Given exercise: Can you reproduce verbatim the lines of the data below, from the line that contains "116, 393, 141]" through the line that contains "163, 819, 188]", with both of those lines included?
>> start Available data
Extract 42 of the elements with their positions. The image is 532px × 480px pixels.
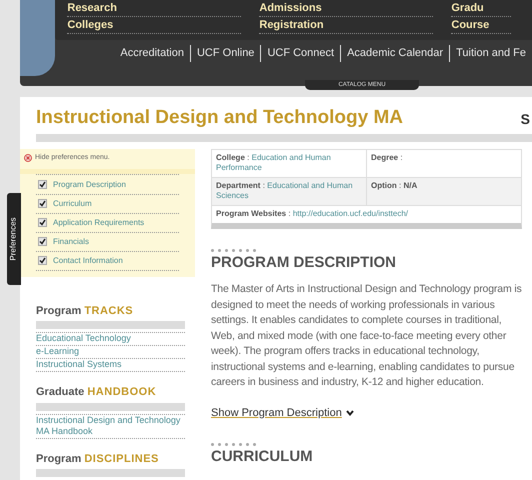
page-heading-text: S <box>520 110 530 129</box>
nav-menu-link[interactable]: Gradu <box>451 0 512 17</box>
nav-menu-link[interactable]: Colleges <box>67 17 242 34</box>
nav-menu-link[interactable]: Admissions <box>259 0 434 17</box>
section-heading: CURRICULUM <box>211 448 314 466</box>
preference-checkbox[interactable] <box>38 256 47 265</box>
sidebar-heading: Program DISCIPLINES <box>36 452 160 466</box>
sidebar-link[interactable]: Educational Technology <box>36 333 185 346</box>
nav-menu-link[interactable]: Research <box>67 0 242 17</box>
preference-option[interactable]: Curriculum <box>53 198 92 210</box>
sidebar-link[interactable]: e-Learning <box>36 346 185 359</box>
info-cell-text: Degree : <box>370 152 404 164</box>
preference-checkbox[interactable] <box>38 237 47 246</box>
preference-option[interactable]: Financials <box>53 236 90 248</box>
section-heading: PROGRAM DESCRIPTION <box>211 254 398 272</box>
nav-menu-link[interactable]: Registration <box>259 17 434 34</box>
chevron-down-icon <box>346 410 354 416</box>
info-cell-text: Program Websites : http://education.ucf.edu/insttech/ <box>215 208 409 220</box>
info-cell-text: Option : N/A <box>370 180 418 192</box>
quick-link[interactable]: UCF Connect <box>260 45 340 62</box>
preference-option[interactable]: Contact Information <box>53 254 123 266</box>
sidebar-link[interactable]: Instructional Systems <box>36 359 185 372</box>
preference-checkbox[interactable] <box>38 199 47 208</box>
quick-link[interactable]: Tuition and Fe <box>449 45 532 62</box>
show-description-link[interactable]: Show Program Description <box>211 404 342 421</box>
page-title: Instructional Design and Technology MA <box>36 106 404 130</box>
quick-link[interactable]: Accreditation <box>114 45 190 62</box>
nav-menu-link[interactable]: Course <box>451 17 512 34</box>
quick-link[interactable]: Academic Calendar <box>340 45 450 62</box>
preference-checkbox[interactable] <box>38 180 47 189</box>
preference-option[interactable]: Application Requirements <box>53 216 144 228</box>
sidebar-heading: Graduate HANDBOOK <box>36 385 158 400</box>
sidebar-heading: Program TRACKS <box>36 304 134 318</box>
quick-link[interactable]: UCF Online <box>190 45 260 62</box>
sidebar-link[interactable]: Instructional Design and Technology MA Handbook <box>36 414 185 438</box>
dot-divider <box>211 249 256 252</box>
preferences-tab[interactable]: Preferences <box>7 193 21 285</box>
section-paragraph: The Master of Arts in Instructional Design and Technology program is designed to meet the needs of working professionals in various settings. It enables candidates to complete courses in traditional, Web, and mixed mode (with one face-to-face meeting every other week). The program offers tracks in educational technology, instructional systems and e-learning, enabling candidates to pursue careers in business and industry, K-12 and higher education. <box>211 282 522 390</box>
preference-option[interactable]: Program Description <box>53 178 126 190</box>
preference-checkbox[interactable] <box>38 218 47 227</box>
dot-divider <box>211 443 256 446</box>
close-icon[interactable] <box>24 154 32 162</box>
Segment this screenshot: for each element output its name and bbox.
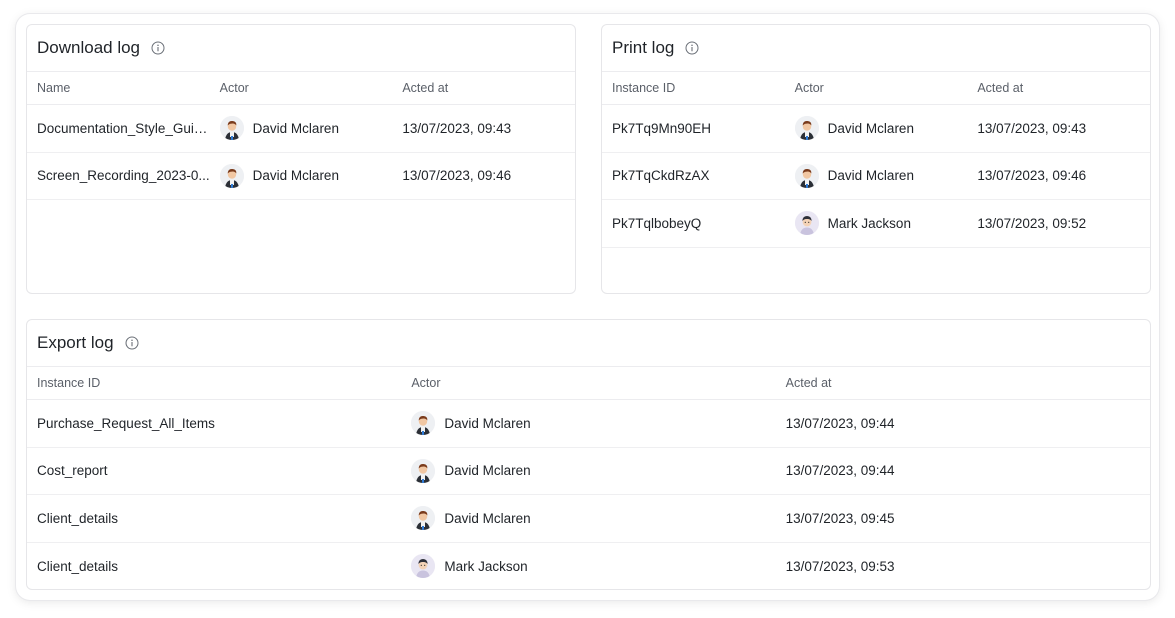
actor-cell: David Mclaren	[210, 116, 393, 141]
acted-at: 13/07/2023, 09:43	[977, 120, 1087, 136]
acted-at: 13/07/2023, 09:43	[402, 120, 512, 136]
actor-cell: Mark Jackson	[785, 211, 968, 236]
table-row[interactable]: Purchase_Request_All_Items David Mclaren…	[27, 400, 1150, 448]
column-header-actor[interactable]: Actor	[210, 81, 393, 95]
avatar-icon	[794, 211, 819, 236]
print-log-card: Print log Instance ID Actor Acted at Pk7…	[601, 24, 1151, 294]
column-header-actor[interactable]: Actor	[785, 81, 968, 95]
instance-id: Cost_report	[37, 463, 108, 479]
actor-cell: David Mclaren	[401, 506, 775, 531]
column-header-name[interactable]: Name	[27, 81, 210, 95]
column-header-instance-id[interactable]: Instance ID	[27, 376, 401, 390]
acted-at: 13/07/2023, 09:44	[785, 463, 895, 479]
acted-at: 13/07/2023, 09:52	[977, 215, 1087, 231]
print-log-header: Print log	[602, 25, 1150, 72]
actor-name: David Mclaren	[444, 510, 531, 526]
download-log-title: Download log	[37, 38, 141, 57]
actor-cell: David Mclaren	[210, 163, 393, 188]
download-log-card: Download log Name Actor Acted at Documen…	[26, 24, 576, 294]
column-header-acted-at[interactable]: Acted at	[967, 81, 1150, 95]
avatar-icon	[794, 163, 819, 188]
avatar-icon	[219, 116, 244, 141]
export-log-column-headers: Instance ID Actor Acted at	[27, 367, 1150, 400]
table-row[interactable]: Pk7TqlbobeyQ Mark Jackson 13/07/2023, 09…	[602, 200, 1150, 248]
instance-id: Client_details	[37, 558, 119, 574]
column-header-actor[interactable]: Actor	[401, 376, 775, 390]
download-log-rows: Documentation_Style_Guid... David Mclare…	[27, 105, 575, 200]
column-header-instance-id[interactable]: Instance ID	[602, 81, 785, 95]
instance-id: Purchase_Request_All_Items	[37, 415, 215, 431]
avatar-icon	[411, 506, 436, 531]
instance-id: Pk7TqlbobeyQ	[612, 215, 702, 231]
table-row[interactable]: Client_details Mark Jackson 13/07/2023, …	[27, 543, 1150, 590]
avatar-icon	[219, 163, 244, 188]
acted-at: 13/07/2023, 09:53	[785, 558, 895, 574]
acted-at: 13/07/2023, 09:46	[977, 168, 1087, 184]
actor-name: David Mclaren	[252, 168, 339, 184]
avatar-icon	[411, 411, 436, 436]
file-name: Documentation_Style_Guid...	[37, 120, 210, 136]
export-log-rows: Purchase_Request_All_Items David Mclaren…	[27, 400, 1150, 590]
print-log-title: Print log	[612, 38, 675, 57]
table-row[interactable]: Pk7TqCkdRzAX David Mclaren 13/07/2023, 0…	[602, 153, 1150, 200]
export-log-title: Export log	[37, 333, 114, 352]
actor-name: David Mclaren	[827, 120, 914, 136]
actor-cell: David Mclaren	[785, 163, 968, 188]
actor-name: David Mclaren	[252, 120, 339, 136]
actor-name: David Mclaren	[827, 168, 914, 184]
table-row[interactable]: Screen_Recording_2023-0... David Mclaren…	[27, 153, 575, 200]
file-name: Screen_Recording_2023-0...	[37, 168, 210, 184]
column-header-acted-at[interactable]: Acted at	[776, 376, 1150, 390]
info-icon[interactable]	[685, 41, 699, 55]
download-log-header: Download log	[27, 25, 575, 72]
avatar-icon	[411, 554, 436, 579]
acted-at: 13/07/2023, 09:46	[402, 168, 512, 184]
actor-cell: David Mclaren	[785, 116, 968, 141]
instance-id: Client_details	[37, 510, 119, 526]
actor-name: David Mclaren	[444, 415, 531, 431]
instance-id: Pk7Tq9Mn90EH	[612, 120, 712, 136]
actor-cell: David Mclaren	[401, 458, 775, 483]
actor-name: Mark Jackson	[827, 215, 911, 231]
info-icon[interactable]	[151, 41, 165, 55]
acted-at: 13/07/2023, 09:45	[785, 510, 895, 526]
avatar-icon	[794, 116, 819, 141]
instance-id: Pk7TqCkdRzAX	[612, 168, 710, 184]
export-log-card: Export log Instance ID Actor Acted at Pu…	[26, 319, 1151, 590]
acted-at: 13/07/2023, 09:44	[785, 415, 895, 431]
table-row[interactable]: Pk7Tq9Mn90EH David Mclaren 13/07/2023, 0…	[602, 105, 1150, 153]
table-row[interactable]: Client_details David Mclaren 13/07/2023,…	[27, 495, 1150, 543]
actor-cell: Mark Jackson	[401, 554, 775, 579]
actor-name: David Mclaren	[444, 463, 531, 479]
avatar-icon	[411, 458, 436, 483]
column-header-acted-at[interactable]: Acted at	[392, 81, 575, 95]
print-log-column-headers: Instance ID Actor Acted at	[602, 72, 1150, 105]
table-row[interactable]: Cost_report David Mclaren 13/07/2023, 09…	[27, 448, 1150, 495]
print-log-rows: Pk7Tq9Mn90EH David Mclaren 13/07/2023, 0…	[602, 105, 1150, 248]
table-row[interactable]: Documentation_Style_Guid... David Mclare…	[27, 105, 575, 153]
download-log-column-headers: Name Actor Acted at	[27, 72, 575, 105]
info-icon[interactable]	[125, 336, 139, 350]
actor-name: Mark Jackson	[444, 558, 528, 574]
export-log-header: Export log	[27, 320, 1150, 367]
actor-cell: David Mclaren	[401, 411, 775, 436]
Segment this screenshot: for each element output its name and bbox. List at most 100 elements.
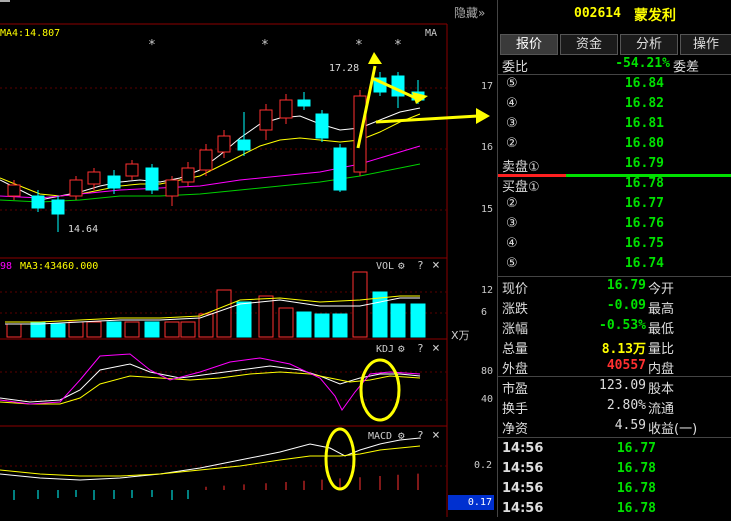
volume-bar bbox=[50, 323, 66, 338]
candle-body bbox=[279, 99, 293, 119]
vol-close-icon[interactable]: × bbox=[432, 258, 440, 273]
ratio-row: 委比 -54.21% 委差 bbox=[498, 56, 731, 76]
macd-help-icon[interactable]: ? bbox=[417, 429, 424, 442]
buy-order-row: ③ 16.76 bbox=[498, 216, 731, 236]
macd-tick: 0.2 bbox=[474, 460, 493, 471]
macd-dea-line bbox=[0, 445, 421, 477]
marker-star: * bbox=[355, 38, 363, 53]
volume-bar bbox=[164, 321, 180, 338]
stat-label-2: 最高 bbox=[648, 302, 675, 317]
divider bbox=[498, 376, 731, 377]
macd-close-icon[interactable]: × bbox=[432, 428, 440, 443]
volume-bar bbox=[86, 321, 102, 338]
sell-price: 16.84 bbox=[624, 76, 664, 91]
kdj-gear-icon[interactable]: ⚙ bbox=[398, 342, 405, 355]
tick-time: 14:56 bbox=[502, 481, 544, 496]
vol-help-icon[interactable]: ? bbox=[417, 259, 424, 272]
vol-ma3-label: MA3:43460.000 bbox=[20, 261, 99, 272]
vol-unit: X万 bbox=[451, 329, 470, 342]
candle-body bbox=[31, 195, 45, 209]
stat-label-2: 今开 bbox=[648, 282, 675, 297]
tick-time: 14:56 bbox=[502, 501, 544, 516]
volume-bar bbox=[296, 311, 312, 338]
volume-bar bbox=[124, 321, 140, 338]
candlesticks bbox=[7, 72, 425, 232]
stat-row: 外盘 40557 内盘 bbox=[498, 358, 731, 378]
sell-price: 16.80 bbox=[624, 136, 664, 151]
buy-order-row: ② 16.77 bbox=[498, 196, 731, 216]
tick-price: 16.78 bbox=[616, 481, 656, 496]
buy-price: 16.74 bbox=[624, 256, 664, 271]
tick-time: 14:56 bbox=[502, 461, 544, 476]
candle-body bbox=[125, 163, 139, 177]
candle-body bbox=[165, 179, 179, 197]
tab-quote[interactable]: 报价 bbox=[500, 34, 558, 55]
kline-chart-area[interactable]: MA4:14.807 MA 17.28 14.64 * * * * 17 16 … bbox=[0, 0, 497, 517]
macd-value-box: 0.17 bbox=[448, 495, 494, 510]
sell-level-label: 卖盘① bbox=[502, 160, 540, 175]
buy-price: 16.77 bbox=[624, 196, 664, 211]
tick-price: 16.77 bbox=[616, 441, 656, 456]
buy-price: 16.76 bbox=[624, 216, 664, 231]
hide-button[interactable]: 隐藏» bbox=[454, 4, 485, 21]
divider bbox=[498, 437, 731, 438]
stat-value: -0.53% bbox=[599, 318, 646, 333]
kdj-tick: 40 bbox=[481, 394, 494, 405]
stat2-label: 市盈 bbox=[502, 382, 529, 397]
stat2-label: 净资 bbox=[502, 422, 529, 437]
stat-label-2: 最低 bbox=[648, 322, 675, 337]
sell-price: 16.79 bbox=[624, 156, 664, 171]
tab-funds[interactable]: 资金 bbox=[560, 34, 618, 55]
tick-row: 14:56 16.78 bbox=[498, 501, 731, 521]
stat2-label-2: 收益(一) bbox=[648, 422, 698, 437]
candle-body bbox=[315, 113, 329, 139]
vol-gear-icon[interactable]: ⚙ bbox=[398, 259, 405, 272]
stat2-row: 市盈 123.09 股本 bbox=[498, 378, 731, 398]
ma4-label: MA4:14.807 bbox=[0, 28, 61, 39]
stat-label: 涨跌 bbox=[502, 302, 529, 317]
stat-label: 外盘 bbox=[502, 362, 529, 377]
tab-analysis[interactable]: 分析 bbox=[620, 34, 678, 55]
stat-value: -0.09 bbox=[606, 298, 646, 313]
tick-row: 14:56 16.78 bbox=[498, 461, 731, 481]
vol-tick: 6 bbox=[481, 307, 488, 318]
volume-bar bbox=[106, 321, 122, 338]
kdj-title: KDJ bbox=[376, 344, 395, 355]
tick-price: 16.78 bbox=[616, 501, 656, 516]
volume-bar bbox=[314, 313, 330, 338]
tick-row: 14:56 16.78 bbox=[498, 481, 731, 501]
volume-bars bbox=[6, 271, 426, 338]
vol-prefix-label: 98 bbox=[0, 261, 13, 272]
vol-tick: 12 bbox=[481, 285, 494, 296]
buy-level-label: ⑤ bbox=[506, 256, 518, 271]
volume-bar bbox=[236, 301, 252, 338]
sell-level-label: ③ bbox=[506, 116, 518, 131]
candle-body bbox=[297, 99, 311, 107]
buy-order-row: ④ 16.75 bbox=[498, 236, 731, 256]
stat-label: 现价 bbox=[502, 282, 529, 297]
low-price-label: 14.64 bbox=[68, 224, 99, 235]
kdj-close-icon[interactable]: × bbox=[432, 341, 440, 356]
sell-price: 16.82 bbox=[624, 96, 664, 111]
kdj-help-icon[interactable]: ? bbox=[417, 342, 424, 355]
price-tick: 17 bbox=[481, 81, 494, 92]
ratio-value: -54.21% bbox=[615, 56, 670, 71]
sell-level-label: ⑤ bbox=[506, 76, 518, 91]
double-chevron-right-icon: » bbox=[478, 6, 486, 20]
volume-bar bbox=[144, 321, 160, 338]
sell-price: 16.81 bbox=[624, 116, 664, 131]
ma-button[interactable]: MA bbox=[425, 28, 437, 39]
stat2-label: 换手 bbox=[502, 402, 529, 417]
candle-body bbox=[259, 109, 273, 131]
tab-operation[interactable]: 操作 bbox=[680, 34, 731, 55]
buy-level-label: ④ bbox=[506, 236, 518, 251]
stat2-row: 换手 2.80% 流通 bbox=[498, 398, 731, 418]
volume-bar bbox=[332, 313, 348, 338]
macd-gear-icon[interactable]: ⚙ bbox=[398, 429, 405, 442]
stat-value: 16.79 bbox=[606, 278, 646, 293]
high-price-label: 17.28 bbox=[329, 63, 360, 74]
stat-label: 涨幅 bbox=[502, 322, 529, 337]
buy-price: 16.78 bbox=[624, 176, 664, 191]
volume-bar bbox=[410, 303, 426, 338]
candle-body bbox=[145, 167, 159, 191]
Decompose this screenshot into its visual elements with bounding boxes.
>> end Available data
Answer to the task:
actor-cell: David Mclaren	[210, 116, 393, 141]
acted-at: 13/07/2023, 09:43	[977, 120, 1087, 136]
acted-at: 13/07/2023, 09:43	[402, 120, 512, 136]
actor-cell: Mark Jackson	[785, 211, 968, 236]
table-row[interactable]: Purchase_Request_All_Items David Mclaren…	[27, 400, 1150, 448]
column-header-actor[interactable]: Actor	[210, 81, 393, 95]
avatar-icon	[794, 211, 819, 236]
print-log-card: Print log Instance ID Actor Acted at Pk7…	[601, 24, 1151, 294]
column-header-actor[interactable]: Actor	[785, 81, 968, 95]
instance-id: Cost_report	[37, 463, 108, 479]
actor-cell: David Mclaren	[401, 506, 775, 531]
column-header-name[interactable]: Name	[27, 81, 210, 95]
column-header-instance-id[interactable]: Instance ID	[27, 376, 401, 390]
acted-at: 13/07/2023, 09:44	[785, 463, 895, 479]
acted-at: 13/07/2023, 09:52	[977, 215, 1087, 231]
print-log-header: Print log	[602, 25, 1150, 72]
actor-name: David Mclaren	[444, 510, 531, 526]
download-log-title: Download log	[37, 38, 141, 57]
actor-cell: David Mclaren	[210, 163, 393, 188]
download-log-card: Download log Name Actor Acted at Documen…	[26, 24, 576, 294]
column-header-acted-at[interactable]: Acted at	[967, 81, 1150, 95]
avatar-icon	[794, 163, 819, 188]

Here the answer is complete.